*Task requirements*. Pictures should be excluded; otherwise, copy every entry exactly.
+-------+
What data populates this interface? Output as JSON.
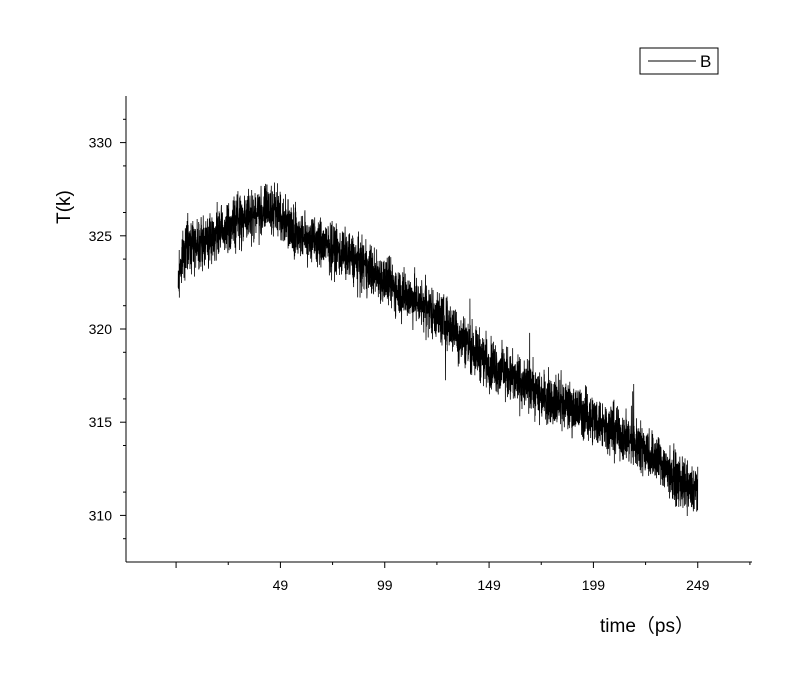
{
  "chart_data": {
    "type": "line",
    "title": "",
    "xlabel": "time（ps）",
    "ylabel": "T(k)",
    "xlim": [
      -25,
      275
    ],
    "ylim": [
      307.5,
      332.5
    ],
    "x_ticks": [
      49,
      99,
      149,
      199,
      249
    ],
    "y_ticks": [
      310,
      315,
      320,
      325,
      330
    ],
    "grid": false,
    "legend_position": "top-right",
    "color": "#000000",
    "series": [
      {
        "name": "B",
        "noise_amplitude": 1.1,
        "x": [
          0,
          1,
          3,
          5,
          10,
          15,
          20,
          25,
          30,
          35,
          40,
          45,
          49,
          55,
          60,
          70,
          80,
          90,
          99,
          110,
          120,
          130,
          140,
          149,
          160,
          170,
          180,
          190,
          199,
          210,
          220,
          230,
          240,
          245,
          249
        ],
        "y": [
          322.3,
          323.5,
          324.3,
          324.6,
          324.7,
          324.8,
          325.2,
          325.5,
          325.9,
          326.1,
          326.3,
          326.4,
          326.1,
          325.4,
          325.0,
          324.5,
          324.0,
          323.3,
          322.6,
          321.8,
          321.1,
          320.2,
          319.1,
          318.2,
          317.4,
          316.7,
          316.2,
          315.7,
          315.2,
          314.5,
          313.8,
          313.0,
          311.8,
          311.4,
          311.3
        ]
      }
    ]
  }
}
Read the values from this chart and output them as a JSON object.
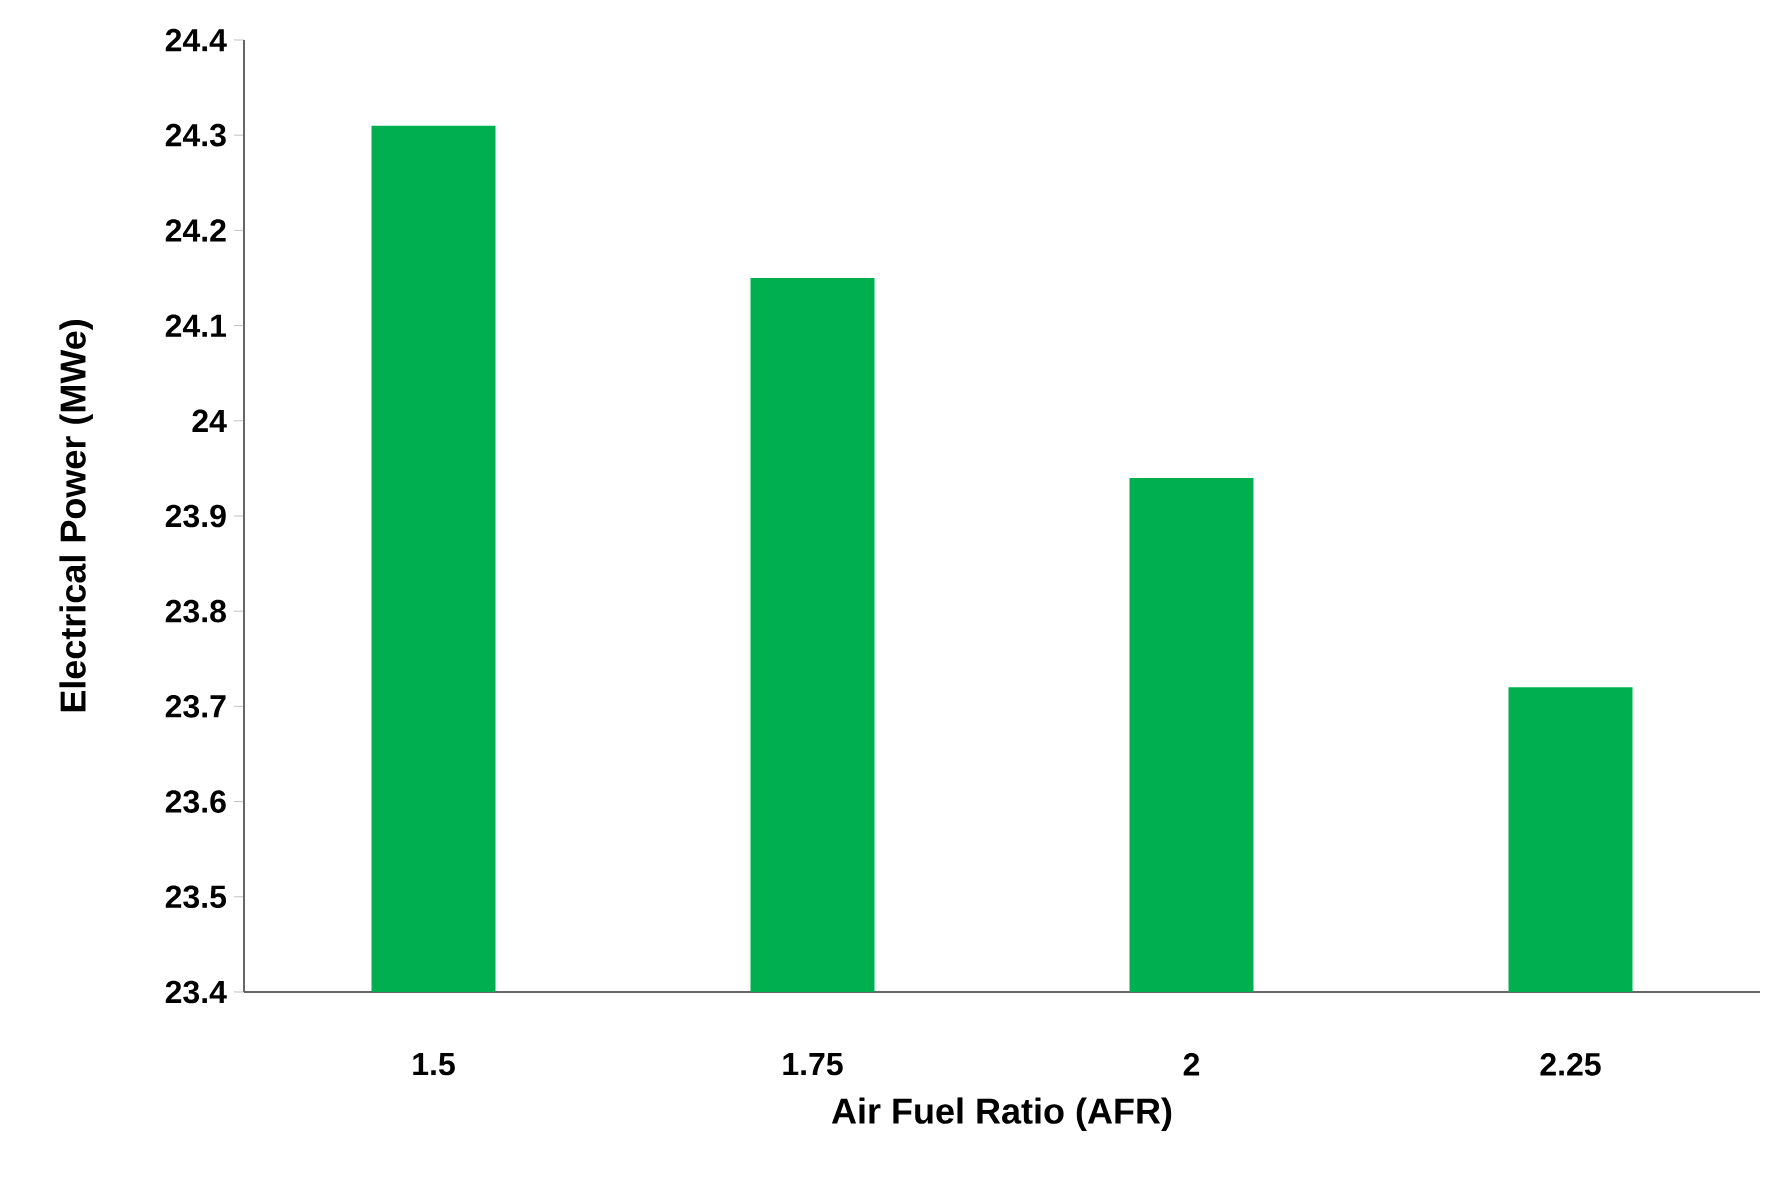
{
  "chart_data": {
    "type": "bar",
    "xlabel": "Air Fuel  Ratio (AFR)",
    "ylabel": "Electrical Power (MWe)",
    "categories": [
      "1.5",
      "1.75",
      "2",
      "2.25"
    ],
    "values": [
      24.31,
      24.15,
      23.94,
      23.72
    ],
    "color": "#00b050",
    "ylim": [
      23.4,
      24.4
    ],
    "yticks": [
      23.4,
      23.5,
      23.6,
      23.7,
      23.8,
      23.9,
      24,
      24.1,
      24.2,
      24.3,
      24.4
    ]
  }
}
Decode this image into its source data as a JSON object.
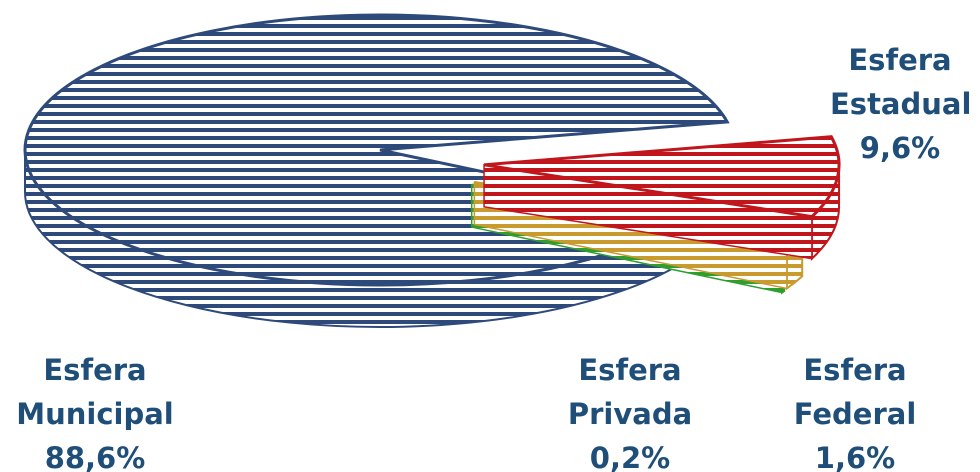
{
  "chart_data": {
    "type": "pie",
    "style": "3d-exploded",
    "slices": [
      {
        "category": "Esfera",
        "name": "Municipal",
        "value": 88.6,
        "label": "88,6%",
        "color": "#2e4a7a"
      },
      {
        "category": "Esfera",
        "name": "Estadual",
        "value": 9.6,
        "label": "9,6%",
        "color": "#c0161c"
      },
      {
        "category": "Esfera",
        "name": "Federal",
        "value": 1.6,
        "label": "1,6%",
        "color": "#c99a2e"
      },
      {
        "category": "Esfera",
        "name": "Privada",
        "value": 0.2,
        "label": "0,2%",
        "color": "#2e9e2e"
      }
    ]
  }
}
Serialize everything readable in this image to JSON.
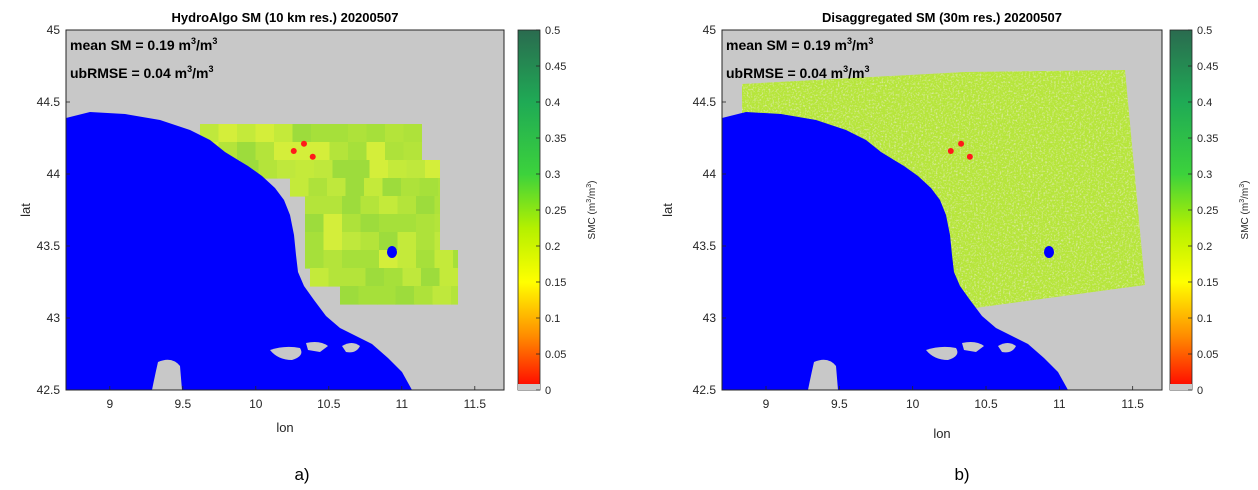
+-------+
*Finished task*.
What data populates this interface? Output as JSON.
{
  "chart_data": {
    "type": "line",
    "title": "",
    "xlabel": "time（ps）",
    "ylabel": "T(k)",
    "xlim": [
      -25,
      275
    ],
    "ylim": [
      307.5,
      332.5
    ],
    "x_ticks": [
      49,
      99,
      149,
      199,
      249
    ],
    "y_ticks": [
      310,
      315,
      320,
      325,
      330
    ],
    "grid": false,
    "legend_position": "top-right",
    "color": "#000000",
    "series": [
      {
        "name": "B",
        "noise_amplitude": 1.1,
        "x": [
          0,
          1,
          3,
          5,
          10,
          15,
          20,
          25,
          30,
          35,
          40,
          45,
          49,
          55,
          60,
          70,
          80,
          90,
          99,
          110,
          120,
          130,
          140,
          149,
          160,
          170,
          180,
          190,
          199,
          210,
          220,
          230,
          240,
          245,
          249
        ],
        "y": [
          322.3,
          323.5,
          324.3,
          324.6,
          324.7,
          324.8,
          325.2,
          325.5,
          325.9,
          326.1,
          326.3,
          326.4,
          326.1,
          325.4,
          325.0,
          324.5,
          324.0,
          323.3,
          322.6,
          321.8,
          321.1,
          320.2,
          319.1,
          318.2,
          317.4,
          316.7,
          316.2,
          315.7,
          315.2,
          314.5,
          313.8,
          313.0,
          311.8,
          311.4,
          311.3
        ]
      }
    ]
  }
}
Read the values from this chart and output them as a JSON object.
{
  "chart_data": {
    "type": "bar",
    "xlabel": "Air Fuel  Ratio (AFR)",
    "ylabel": "Electrical Power (MWe)",
    "categories": [
      "1.5",
      "1.75",
      "2",
      "2.25"
    ],
    "values": [
      24.31,
      24.15,
      23.94,
      23.72
    ],
    "color": "#00b050",
    "ylim": [
      23.4,
      24.4
    ],
    "yticks": [
      23.4,
      23.5,
      23.6,
      23.7,
      23.8,
      23.9,
      24,
      24.1,
      24.2,
      24.3,
      24.4
    ]
  }
}
Decode this image into its source data as a JSON object.
{
  "chart_data": {
    "type": "pie",
    "style": "3d-exploded",
    "slices": [
      {
        "category": "Esfera",
        "name": "Municipal",
        "value": 88.6,
        "label": "88,6%",
        "color": "#2e4a7a"
      },
      {
        "category": "Esfera",
        "name": "Estadual",
        "value": 9.6,
        "label": "9,6%",
        "color": "#c0161c"
      },
      {
        "category": "Esfera",
        "name": "Federal",
        "value": 1.6,
        "label": "1,6%",
        "color": "#c99a2e"
      },
      {
        "category": "Esfera",
        "name": "Privada",
        "value": 0.2,
        "label": "0,2%",
        "color": "#2e9e2e"
      }
    ]
  }
}
Serialize everything readable in this image to JSON.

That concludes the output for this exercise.